- WHAT THE TASK REQUIRES
Lift out all lines below that contain "subtitle".

--

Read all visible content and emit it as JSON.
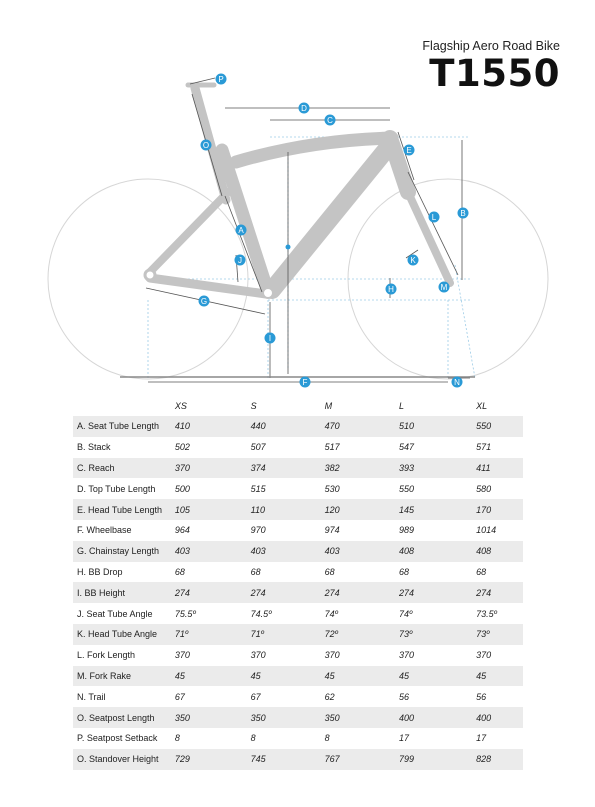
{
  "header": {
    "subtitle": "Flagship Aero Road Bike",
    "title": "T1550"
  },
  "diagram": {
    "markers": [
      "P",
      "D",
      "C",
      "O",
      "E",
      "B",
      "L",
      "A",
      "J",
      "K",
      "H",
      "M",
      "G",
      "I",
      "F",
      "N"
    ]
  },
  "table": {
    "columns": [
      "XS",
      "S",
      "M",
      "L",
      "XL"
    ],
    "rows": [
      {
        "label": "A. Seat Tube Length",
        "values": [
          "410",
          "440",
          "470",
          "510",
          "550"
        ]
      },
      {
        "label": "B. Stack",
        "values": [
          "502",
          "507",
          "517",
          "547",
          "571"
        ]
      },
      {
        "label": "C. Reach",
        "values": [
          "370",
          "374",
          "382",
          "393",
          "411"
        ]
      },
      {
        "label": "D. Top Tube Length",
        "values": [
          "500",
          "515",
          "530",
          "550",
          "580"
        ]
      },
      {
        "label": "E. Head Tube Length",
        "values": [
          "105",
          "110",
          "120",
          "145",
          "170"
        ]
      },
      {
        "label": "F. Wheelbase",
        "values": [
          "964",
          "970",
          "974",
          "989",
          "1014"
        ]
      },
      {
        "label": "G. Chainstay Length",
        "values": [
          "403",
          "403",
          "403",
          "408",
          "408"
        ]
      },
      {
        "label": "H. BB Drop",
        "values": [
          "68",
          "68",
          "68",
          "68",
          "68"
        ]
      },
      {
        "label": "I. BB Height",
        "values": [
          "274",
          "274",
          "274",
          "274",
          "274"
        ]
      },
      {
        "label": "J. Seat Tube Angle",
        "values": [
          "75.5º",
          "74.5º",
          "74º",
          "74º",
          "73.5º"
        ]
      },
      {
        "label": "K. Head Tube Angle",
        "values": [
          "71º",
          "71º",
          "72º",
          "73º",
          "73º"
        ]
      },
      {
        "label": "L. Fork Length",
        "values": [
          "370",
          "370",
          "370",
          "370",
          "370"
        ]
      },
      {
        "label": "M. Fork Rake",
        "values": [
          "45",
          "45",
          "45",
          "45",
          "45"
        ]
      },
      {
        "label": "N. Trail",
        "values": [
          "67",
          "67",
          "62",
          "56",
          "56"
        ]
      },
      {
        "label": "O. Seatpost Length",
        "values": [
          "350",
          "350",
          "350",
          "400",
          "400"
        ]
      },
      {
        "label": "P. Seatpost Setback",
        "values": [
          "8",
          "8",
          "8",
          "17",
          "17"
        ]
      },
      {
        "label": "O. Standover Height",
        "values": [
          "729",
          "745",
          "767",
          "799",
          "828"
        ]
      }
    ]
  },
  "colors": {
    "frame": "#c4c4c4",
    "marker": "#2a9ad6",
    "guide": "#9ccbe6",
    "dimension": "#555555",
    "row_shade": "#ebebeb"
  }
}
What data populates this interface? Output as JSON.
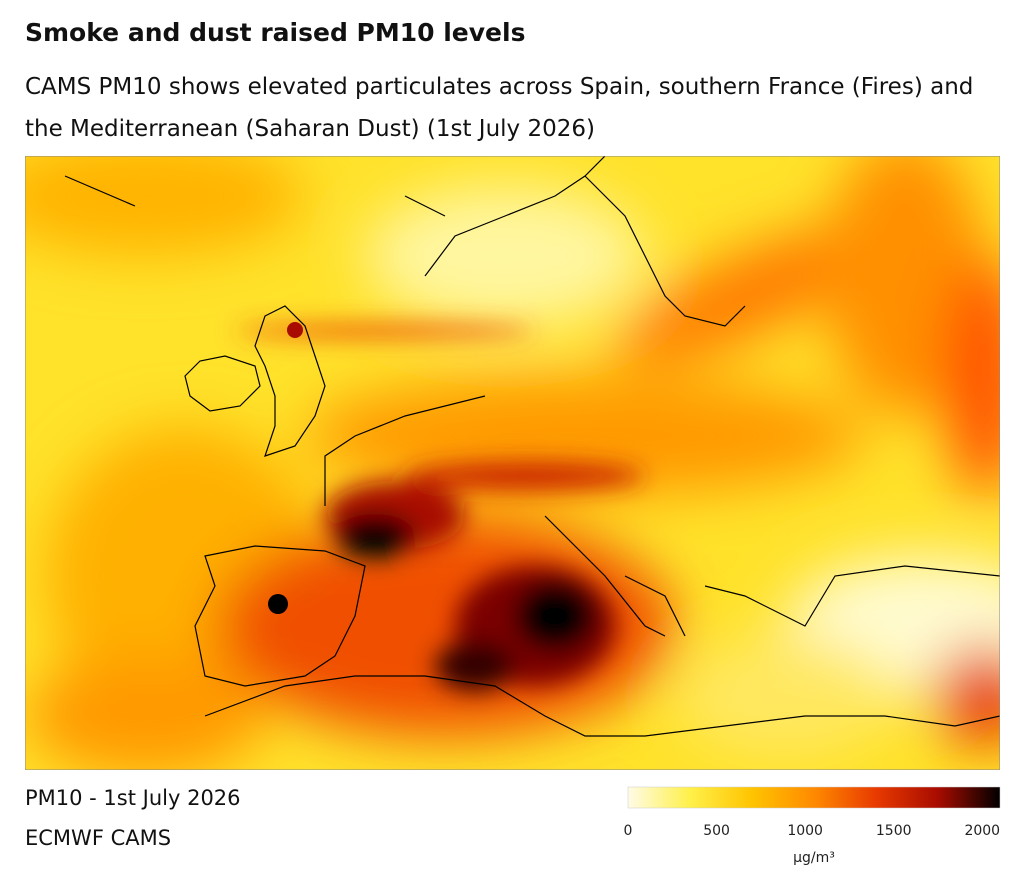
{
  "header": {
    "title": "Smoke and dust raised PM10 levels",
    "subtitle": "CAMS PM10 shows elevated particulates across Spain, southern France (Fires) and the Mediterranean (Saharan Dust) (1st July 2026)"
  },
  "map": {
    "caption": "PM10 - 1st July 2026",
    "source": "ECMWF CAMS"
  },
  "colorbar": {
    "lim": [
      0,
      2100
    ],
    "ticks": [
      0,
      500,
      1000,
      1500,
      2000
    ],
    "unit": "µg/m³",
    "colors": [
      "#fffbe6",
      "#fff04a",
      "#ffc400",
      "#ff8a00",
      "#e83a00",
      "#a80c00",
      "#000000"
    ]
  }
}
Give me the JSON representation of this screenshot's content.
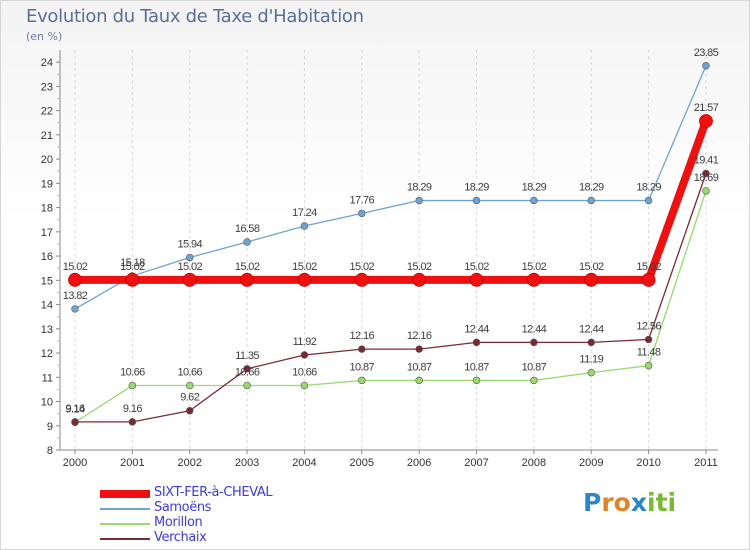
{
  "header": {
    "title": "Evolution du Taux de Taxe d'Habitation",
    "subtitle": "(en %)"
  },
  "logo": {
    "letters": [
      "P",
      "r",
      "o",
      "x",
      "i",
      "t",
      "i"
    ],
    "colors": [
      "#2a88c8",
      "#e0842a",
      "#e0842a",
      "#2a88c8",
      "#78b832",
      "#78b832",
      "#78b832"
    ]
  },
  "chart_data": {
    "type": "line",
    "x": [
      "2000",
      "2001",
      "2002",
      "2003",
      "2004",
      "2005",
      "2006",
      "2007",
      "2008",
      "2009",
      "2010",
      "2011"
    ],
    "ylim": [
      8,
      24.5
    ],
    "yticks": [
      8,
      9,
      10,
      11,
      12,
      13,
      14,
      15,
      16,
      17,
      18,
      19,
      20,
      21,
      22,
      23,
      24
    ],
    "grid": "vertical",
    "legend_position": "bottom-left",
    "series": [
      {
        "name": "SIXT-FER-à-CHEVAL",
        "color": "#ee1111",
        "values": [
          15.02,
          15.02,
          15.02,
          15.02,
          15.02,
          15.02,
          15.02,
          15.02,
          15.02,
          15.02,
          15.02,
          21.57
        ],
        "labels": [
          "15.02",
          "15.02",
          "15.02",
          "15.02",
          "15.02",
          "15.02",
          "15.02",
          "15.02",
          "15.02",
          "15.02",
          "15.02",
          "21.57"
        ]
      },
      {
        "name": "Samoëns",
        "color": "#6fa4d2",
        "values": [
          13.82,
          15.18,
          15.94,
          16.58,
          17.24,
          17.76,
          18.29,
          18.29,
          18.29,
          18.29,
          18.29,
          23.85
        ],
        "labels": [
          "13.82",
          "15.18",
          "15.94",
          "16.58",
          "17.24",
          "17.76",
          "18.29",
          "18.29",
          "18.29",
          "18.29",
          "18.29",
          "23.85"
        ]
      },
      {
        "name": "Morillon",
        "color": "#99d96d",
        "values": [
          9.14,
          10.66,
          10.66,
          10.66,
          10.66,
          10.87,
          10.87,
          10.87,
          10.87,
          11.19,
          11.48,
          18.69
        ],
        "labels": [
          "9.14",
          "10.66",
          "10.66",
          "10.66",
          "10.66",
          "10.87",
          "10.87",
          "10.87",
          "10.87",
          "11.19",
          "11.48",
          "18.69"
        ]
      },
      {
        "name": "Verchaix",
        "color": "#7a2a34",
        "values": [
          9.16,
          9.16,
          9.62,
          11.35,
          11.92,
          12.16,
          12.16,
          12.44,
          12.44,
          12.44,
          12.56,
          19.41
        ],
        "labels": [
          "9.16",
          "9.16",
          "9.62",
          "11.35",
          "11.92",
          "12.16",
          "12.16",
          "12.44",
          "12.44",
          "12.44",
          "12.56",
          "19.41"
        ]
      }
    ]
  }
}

--

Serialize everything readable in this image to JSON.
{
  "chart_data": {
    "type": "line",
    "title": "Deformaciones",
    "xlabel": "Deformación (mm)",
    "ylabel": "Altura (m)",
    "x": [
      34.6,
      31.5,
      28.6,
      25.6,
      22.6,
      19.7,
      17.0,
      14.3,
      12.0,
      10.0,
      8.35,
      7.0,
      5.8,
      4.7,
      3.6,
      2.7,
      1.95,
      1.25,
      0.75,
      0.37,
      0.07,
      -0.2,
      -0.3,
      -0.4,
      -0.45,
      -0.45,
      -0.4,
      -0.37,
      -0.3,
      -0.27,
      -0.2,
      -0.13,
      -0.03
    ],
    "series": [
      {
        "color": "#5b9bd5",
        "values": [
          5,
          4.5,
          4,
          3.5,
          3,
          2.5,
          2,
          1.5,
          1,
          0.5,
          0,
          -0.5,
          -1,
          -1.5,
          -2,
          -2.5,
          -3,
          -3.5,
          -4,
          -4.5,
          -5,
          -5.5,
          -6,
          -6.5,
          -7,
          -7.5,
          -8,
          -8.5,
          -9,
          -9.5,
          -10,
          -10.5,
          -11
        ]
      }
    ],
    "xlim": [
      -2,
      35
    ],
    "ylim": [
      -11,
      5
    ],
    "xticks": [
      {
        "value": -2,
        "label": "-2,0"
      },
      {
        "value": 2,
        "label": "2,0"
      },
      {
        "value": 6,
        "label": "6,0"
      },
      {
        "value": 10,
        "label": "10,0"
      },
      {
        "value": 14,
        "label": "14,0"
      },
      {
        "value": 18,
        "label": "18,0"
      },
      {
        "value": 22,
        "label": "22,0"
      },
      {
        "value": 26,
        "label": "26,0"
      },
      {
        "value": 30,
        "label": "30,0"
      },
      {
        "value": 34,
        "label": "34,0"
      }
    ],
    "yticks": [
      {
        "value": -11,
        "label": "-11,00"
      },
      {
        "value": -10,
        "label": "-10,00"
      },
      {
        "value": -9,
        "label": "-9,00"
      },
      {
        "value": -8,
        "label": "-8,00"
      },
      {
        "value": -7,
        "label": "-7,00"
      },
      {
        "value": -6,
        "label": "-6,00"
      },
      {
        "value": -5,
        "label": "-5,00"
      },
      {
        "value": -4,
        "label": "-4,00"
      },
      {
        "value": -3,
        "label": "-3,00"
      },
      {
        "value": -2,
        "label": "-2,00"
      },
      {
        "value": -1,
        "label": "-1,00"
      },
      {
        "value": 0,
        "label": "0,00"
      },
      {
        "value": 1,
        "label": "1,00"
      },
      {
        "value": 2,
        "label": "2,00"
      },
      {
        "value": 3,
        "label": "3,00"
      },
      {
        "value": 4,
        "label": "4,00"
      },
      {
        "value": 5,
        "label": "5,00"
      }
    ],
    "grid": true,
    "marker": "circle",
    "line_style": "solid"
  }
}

--

- ANSWER BELOW
    "subtitle": "Flagship Aero Road Bike",
    "subtitle": "CAMS PM10 shows elevated particulates across Spain, southern France (Fires) and the Mediterranean (Saharan Dust) (1st July 2026)"
    "subtitle": "(en %)"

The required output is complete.